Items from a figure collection
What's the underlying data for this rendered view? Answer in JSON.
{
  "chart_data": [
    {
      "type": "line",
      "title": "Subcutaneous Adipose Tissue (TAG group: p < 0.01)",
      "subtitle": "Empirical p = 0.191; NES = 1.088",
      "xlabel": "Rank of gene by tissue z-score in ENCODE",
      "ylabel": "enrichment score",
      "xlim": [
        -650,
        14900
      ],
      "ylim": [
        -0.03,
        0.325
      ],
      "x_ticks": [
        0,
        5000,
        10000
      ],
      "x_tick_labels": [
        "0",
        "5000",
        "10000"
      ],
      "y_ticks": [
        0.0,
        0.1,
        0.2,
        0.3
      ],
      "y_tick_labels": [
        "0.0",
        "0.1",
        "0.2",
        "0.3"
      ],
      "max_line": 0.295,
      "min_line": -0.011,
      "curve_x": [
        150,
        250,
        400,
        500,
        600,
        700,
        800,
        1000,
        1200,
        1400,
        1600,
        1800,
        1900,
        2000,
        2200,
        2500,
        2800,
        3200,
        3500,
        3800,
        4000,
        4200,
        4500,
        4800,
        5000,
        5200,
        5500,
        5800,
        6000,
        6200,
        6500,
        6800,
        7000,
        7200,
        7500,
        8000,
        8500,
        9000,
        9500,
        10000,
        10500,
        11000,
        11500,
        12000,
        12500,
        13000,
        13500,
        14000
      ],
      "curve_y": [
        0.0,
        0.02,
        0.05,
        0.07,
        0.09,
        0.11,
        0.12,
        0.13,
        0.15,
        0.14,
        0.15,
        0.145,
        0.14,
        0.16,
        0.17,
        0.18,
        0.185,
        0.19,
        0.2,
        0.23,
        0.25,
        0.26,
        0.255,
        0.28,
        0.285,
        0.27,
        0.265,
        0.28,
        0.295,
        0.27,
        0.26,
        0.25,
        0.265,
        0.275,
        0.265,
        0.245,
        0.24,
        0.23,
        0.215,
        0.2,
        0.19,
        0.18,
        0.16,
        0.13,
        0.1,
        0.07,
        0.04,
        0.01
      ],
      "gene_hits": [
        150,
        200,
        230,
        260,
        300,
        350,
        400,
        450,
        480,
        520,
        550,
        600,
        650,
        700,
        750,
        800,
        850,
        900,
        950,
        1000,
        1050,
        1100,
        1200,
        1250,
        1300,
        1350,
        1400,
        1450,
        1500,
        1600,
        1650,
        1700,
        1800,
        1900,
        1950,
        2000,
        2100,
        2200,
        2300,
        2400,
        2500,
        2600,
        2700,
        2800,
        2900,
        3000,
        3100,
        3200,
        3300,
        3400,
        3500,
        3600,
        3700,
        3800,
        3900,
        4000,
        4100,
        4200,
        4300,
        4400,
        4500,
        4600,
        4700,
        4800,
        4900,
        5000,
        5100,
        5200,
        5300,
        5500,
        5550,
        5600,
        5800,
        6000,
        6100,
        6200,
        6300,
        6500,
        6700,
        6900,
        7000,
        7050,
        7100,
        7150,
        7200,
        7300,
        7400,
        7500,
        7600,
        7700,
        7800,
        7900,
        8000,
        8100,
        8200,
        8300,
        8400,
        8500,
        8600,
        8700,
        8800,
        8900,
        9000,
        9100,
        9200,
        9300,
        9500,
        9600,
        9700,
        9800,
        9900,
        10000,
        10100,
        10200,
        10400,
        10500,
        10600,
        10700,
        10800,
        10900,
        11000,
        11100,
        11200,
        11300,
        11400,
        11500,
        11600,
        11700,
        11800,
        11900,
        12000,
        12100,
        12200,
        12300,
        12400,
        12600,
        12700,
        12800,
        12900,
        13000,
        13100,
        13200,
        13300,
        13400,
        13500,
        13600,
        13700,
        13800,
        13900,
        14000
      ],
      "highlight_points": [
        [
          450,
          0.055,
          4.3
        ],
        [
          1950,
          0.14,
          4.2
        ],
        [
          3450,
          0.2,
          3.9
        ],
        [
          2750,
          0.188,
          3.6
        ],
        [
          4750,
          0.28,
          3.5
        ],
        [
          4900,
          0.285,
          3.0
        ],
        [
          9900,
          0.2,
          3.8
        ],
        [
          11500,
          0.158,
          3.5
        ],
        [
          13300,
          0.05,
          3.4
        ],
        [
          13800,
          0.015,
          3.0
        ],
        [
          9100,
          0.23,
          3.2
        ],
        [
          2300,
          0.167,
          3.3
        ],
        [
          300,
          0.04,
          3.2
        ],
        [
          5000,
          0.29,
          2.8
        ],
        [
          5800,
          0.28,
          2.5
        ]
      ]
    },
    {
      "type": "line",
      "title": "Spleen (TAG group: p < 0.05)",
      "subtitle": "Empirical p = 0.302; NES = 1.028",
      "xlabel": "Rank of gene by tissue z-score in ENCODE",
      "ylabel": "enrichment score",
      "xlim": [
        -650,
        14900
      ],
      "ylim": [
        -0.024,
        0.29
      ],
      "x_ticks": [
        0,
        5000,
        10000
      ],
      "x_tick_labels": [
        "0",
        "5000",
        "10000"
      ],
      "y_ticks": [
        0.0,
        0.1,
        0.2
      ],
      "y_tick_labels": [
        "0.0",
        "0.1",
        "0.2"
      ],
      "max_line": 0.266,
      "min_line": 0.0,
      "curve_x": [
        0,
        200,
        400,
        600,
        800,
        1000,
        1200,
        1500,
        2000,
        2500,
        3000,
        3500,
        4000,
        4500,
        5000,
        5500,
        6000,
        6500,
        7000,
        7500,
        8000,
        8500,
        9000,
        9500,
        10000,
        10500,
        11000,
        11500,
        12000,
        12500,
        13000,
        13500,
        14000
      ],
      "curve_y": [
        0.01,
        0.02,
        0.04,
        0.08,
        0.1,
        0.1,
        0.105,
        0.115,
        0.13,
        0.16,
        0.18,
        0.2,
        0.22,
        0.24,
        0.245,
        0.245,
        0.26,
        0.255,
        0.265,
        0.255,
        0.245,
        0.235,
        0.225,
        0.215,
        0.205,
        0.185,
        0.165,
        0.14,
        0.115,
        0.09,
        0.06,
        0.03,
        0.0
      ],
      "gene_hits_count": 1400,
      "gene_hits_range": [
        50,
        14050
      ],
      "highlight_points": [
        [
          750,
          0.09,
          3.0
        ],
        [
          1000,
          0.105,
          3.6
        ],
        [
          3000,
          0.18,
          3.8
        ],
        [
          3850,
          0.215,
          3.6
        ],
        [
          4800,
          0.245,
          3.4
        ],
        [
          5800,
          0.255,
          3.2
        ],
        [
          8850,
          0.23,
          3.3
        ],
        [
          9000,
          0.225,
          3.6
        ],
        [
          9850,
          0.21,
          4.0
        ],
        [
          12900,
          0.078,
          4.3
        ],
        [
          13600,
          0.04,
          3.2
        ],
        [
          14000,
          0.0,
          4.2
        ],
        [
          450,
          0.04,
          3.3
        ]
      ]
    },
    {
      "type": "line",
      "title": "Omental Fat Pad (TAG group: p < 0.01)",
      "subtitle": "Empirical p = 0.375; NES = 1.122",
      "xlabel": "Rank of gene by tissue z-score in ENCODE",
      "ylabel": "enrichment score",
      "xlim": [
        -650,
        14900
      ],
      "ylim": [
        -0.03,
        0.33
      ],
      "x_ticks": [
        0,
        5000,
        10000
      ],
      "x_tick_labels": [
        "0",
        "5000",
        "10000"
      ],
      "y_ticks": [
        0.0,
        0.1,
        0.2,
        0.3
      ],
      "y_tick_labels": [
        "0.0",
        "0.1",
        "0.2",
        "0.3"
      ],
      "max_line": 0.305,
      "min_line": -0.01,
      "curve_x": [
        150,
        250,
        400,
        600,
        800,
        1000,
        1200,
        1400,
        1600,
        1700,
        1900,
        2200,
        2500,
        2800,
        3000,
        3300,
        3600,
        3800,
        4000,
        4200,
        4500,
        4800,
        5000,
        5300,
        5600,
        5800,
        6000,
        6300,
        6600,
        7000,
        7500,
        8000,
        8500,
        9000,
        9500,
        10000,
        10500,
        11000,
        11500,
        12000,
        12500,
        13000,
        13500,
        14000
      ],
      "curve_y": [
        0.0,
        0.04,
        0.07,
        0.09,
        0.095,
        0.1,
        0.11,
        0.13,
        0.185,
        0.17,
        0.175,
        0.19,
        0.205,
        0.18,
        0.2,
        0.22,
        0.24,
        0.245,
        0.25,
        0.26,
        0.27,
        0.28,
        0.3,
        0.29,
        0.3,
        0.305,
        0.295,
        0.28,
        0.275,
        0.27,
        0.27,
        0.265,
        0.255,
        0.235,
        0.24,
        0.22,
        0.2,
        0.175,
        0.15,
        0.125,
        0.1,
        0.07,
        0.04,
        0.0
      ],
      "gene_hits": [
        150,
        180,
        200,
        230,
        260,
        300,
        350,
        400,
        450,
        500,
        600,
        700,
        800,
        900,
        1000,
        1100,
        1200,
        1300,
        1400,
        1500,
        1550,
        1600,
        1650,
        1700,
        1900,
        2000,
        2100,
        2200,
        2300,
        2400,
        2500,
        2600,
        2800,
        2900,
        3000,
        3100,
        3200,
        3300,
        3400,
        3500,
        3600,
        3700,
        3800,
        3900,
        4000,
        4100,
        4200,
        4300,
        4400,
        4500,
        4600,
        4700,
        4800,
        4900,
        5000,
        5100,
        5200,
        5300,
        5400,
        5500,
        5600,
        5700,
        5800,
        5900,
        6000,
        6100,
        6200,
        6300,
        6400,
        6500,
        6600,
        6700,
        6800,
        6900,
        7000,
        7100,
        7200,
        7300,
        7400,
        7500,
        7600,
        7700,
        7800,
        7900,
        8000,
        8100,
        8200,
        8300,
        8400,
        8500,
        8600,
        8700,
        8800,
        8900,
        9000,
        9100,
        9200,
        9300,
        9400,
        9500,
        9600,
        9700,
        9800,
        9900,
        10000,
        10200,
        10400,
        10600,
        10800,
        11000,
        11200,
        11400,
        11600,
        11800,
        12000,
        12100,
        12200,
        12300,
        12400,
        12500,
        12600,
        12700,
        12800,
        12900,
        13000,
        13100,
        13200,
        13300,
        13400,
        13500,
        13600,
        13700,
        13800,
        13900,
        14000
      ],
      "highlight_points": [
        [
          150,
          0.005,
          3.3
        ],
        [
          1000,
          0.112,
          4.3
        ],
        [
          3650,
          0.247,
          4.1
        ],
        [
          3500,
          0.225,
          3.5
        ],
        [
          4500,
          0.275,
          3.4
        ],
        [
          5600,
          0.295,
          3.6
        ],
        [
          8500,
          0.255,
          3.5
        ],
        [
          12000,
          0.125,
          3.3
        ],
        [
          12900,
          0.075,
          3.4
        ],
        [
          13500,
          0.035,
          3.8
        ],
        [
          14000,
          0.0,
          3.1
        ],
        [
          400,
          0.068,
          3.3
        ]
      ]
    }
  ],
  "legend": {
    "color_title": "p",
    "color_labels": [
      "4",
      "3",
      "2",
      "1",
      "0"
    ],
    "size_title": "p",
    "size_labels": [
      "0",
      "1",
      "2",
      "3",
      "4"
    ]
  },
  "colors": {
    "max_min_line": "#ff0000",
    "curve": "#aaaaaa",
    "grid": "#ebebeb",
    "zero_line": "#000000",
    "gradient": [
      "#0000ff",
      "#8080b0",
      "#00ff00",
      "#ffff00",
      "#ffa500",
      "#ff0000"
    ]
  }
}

** The problem **
If a line in the data contains the string "Empirical", copy it.

** Solution for this exercise **
      "subtitle": "Empirical p = 0.191; NES = 1.088",
      "subtitle": "Empirical p = 0.302; NES = 1.028",
      "subtitle": "Empirical p = 0.375; NES = 1.122",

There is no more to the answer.